[Problem to solve] Within the records below, find each line that holds the string "name", then copy it.

[The data]
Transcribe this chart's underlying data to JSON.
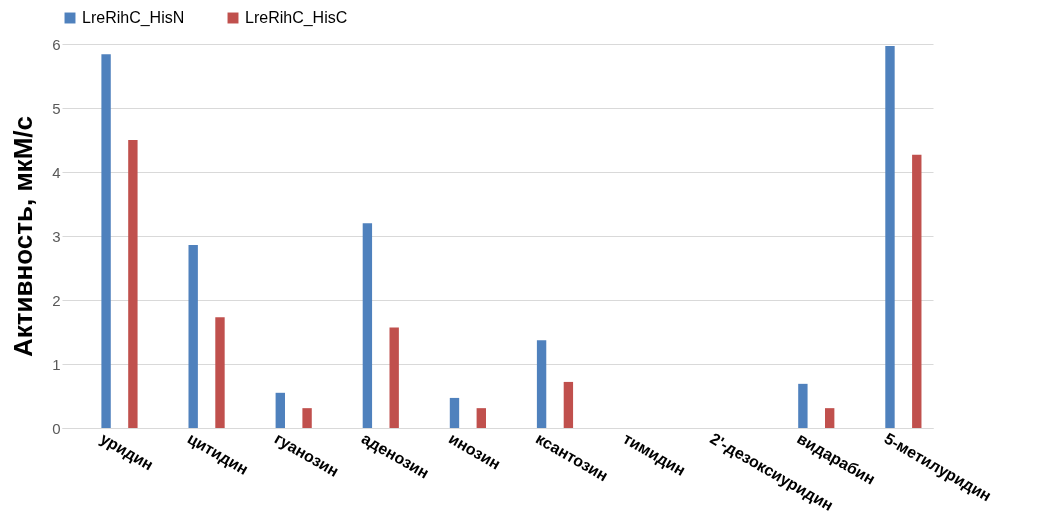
{
  "chart_data": {
    "type": "bar",
    "ylabel": "Активность, мкМ/с",
    "categories": [
      "уридин",
      "цитидин",
      "гуанозин",
      "аденозин",
      "инозин",
      "ксантозин",
      "тимидин",
      "2'-дезоксиуридин",
      "видарабин",
      "5-метилуридин"
    ],
    "series": [
      {
        "name": "LreRihC_HisN",
        "color": "#4f81bd",
        "values": [
          5.84,
          2.86,
          0.55,
          3.2,
          0.47,
          1.37,
          0,
          0,
          0.69,
          5.97
        ]
      },
      {
        "name": "LreRihC_HisC",
        "color": "#c0504d",
        "values": [
          4.5,
          1.73,
          0.31,
          1.57,
          0.31,
          0.72,
          0,
          0,
          0.31,
          4.27
        ]
      }
    ],
    "ylim": [
      0,
      6
    ],
    "yticks": [
      0,
      1,
      2,
      3,
      4,
      5,
      6
    ],
    "grid": "y",
    "legend": "top"
  }
}
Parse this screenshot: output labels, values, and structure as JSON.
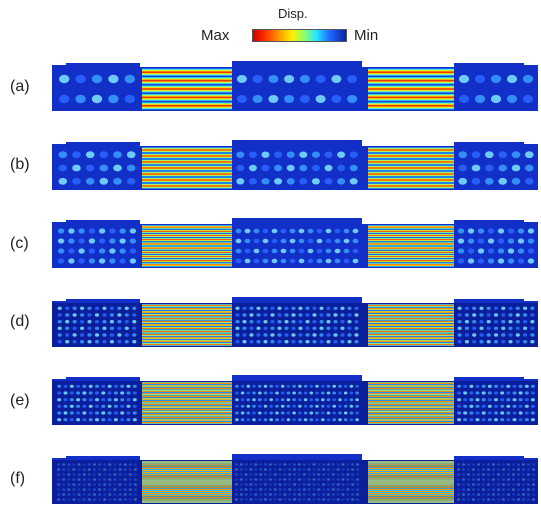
{
  "legend": {
    "title": "Disp.",
    "max_label": "Max",
    "min_label": "Min",
    "colors": [
      "#d00000",
      "#ff9a00",
      "#ffee00",
      "#8dff6a",
      "#26e6ff",
      "#1f6dff",
      "#0d1fa8"
    ]
  },
  "panels": [
    {
      "label": "(a)"
    },
    {
      "label": "(b)"
    },
    {
      "label": "(c)"
    },
    {
      "label": "(d)"
    },
    {
      "label": "(e)"
    },
    {
      "label": "(f)"
    }
  ]
}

[Exercise result]
        "name": "LreRihC_HisN",
        "name": "LreRihC_HisC",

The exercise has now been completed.